--- Begin ---

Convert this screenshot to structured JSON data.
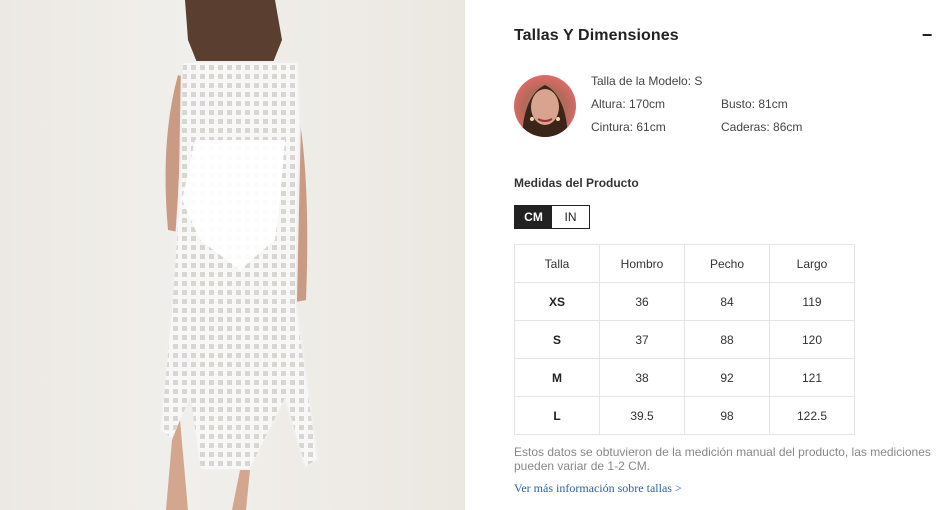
{
  "product_image": {
    "alt_icon": "product-photo"
  },
  "size_section": {
    "title": "Tallas Y Dimensiones",
    "collapse_symbol": "−"
  },
  "model": {
    "size_label": "Talla de la Modelo: S",
    "height": "Altura: 170cm",
    "bust": "Busto: 81cm",
    "waist": "Cintura: 61cm",
    "hips": "Caderas: 86cm"
  },
  "measurements": {
    "heading": "Medidas del Producto",
    "units": [
      {
        "label": "CM",
        "active": true
      },
      {
        "label": "IN",
        "active": false
      }
    ],
    "headers": [
      "Talla",
      "Hombro",
      "Pecho",
      "Largo"
    ],
    "rows": [
      [
        "XS",
        "36",
        "84",
        "119"
      ],
      [
        "S",
        "37",
        "88",
        "120"
      ],
      [
        "M",
        "38",
        "92",
        "121"
      ],
      [
        "L",
        "39.5",
        "98",
        "122.5"
      ]
    ]
  },
  "note": "Estos datos se obtuvieron de la medición manual del producto, las mediciones pueden variar de 1-2 CM.",
  "more_link": "Ver más información sobre tallas >",
  "colors": {
    "accent_link": "#2f5fa6",
    "toggle_active": "#222222"
  }
}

--- End ---

• [GOAL] All of the records need repeating exactly, except for the pictures.

• [REPLY]
Convert this screenshot to structured JSON data.
{
  "product_image": {
    "alt_icon": "product-photo"
  },
  "size_section": {
    "title": "Tallas Y Dimensiones",
    "collapse_symbol": "−"
  },
  "model": {
    "size_label": "Talla de la Modelo: S",
    "height": "Altura: 170cm",
    "bust": "Busto: 81cm",
    "waist": "Cintura: 61cm",
    "hips": "Caderas: 86cm"
  },
  "measurements": {
    "heading": "Medidas del Producto",
    "units": [
      {
        "label": "CM",
        "active": true
      },
      {
        "label": "IN",
        "active": false
      }
    ],
    "headers": [
      "Talla",
      "Hombro",
      "Pecho",
      "Largo"
    ],
    "rows": [
      [
        "XS",
        "36",
        "84",
        "119"
      ],
      [
        "S",
        "37",
        "88",
        "120"
      ],
      [
        "M",
        "38",
        "92",
        "121"
      ],
      [
        "L",
        "39.5",
        "98",
        "122.5"
      ]
    ]
  },
  "note": "Estos datos se obtuvieron de la medición manual del producto, las mediciones pueden variar de 1-2 CM.",
  "more_link": "Ver más información sobre tallas >",
  "colors": {
    "accent_link": "#2f5fa6",
    "toggle_active": "#222222"
  }
}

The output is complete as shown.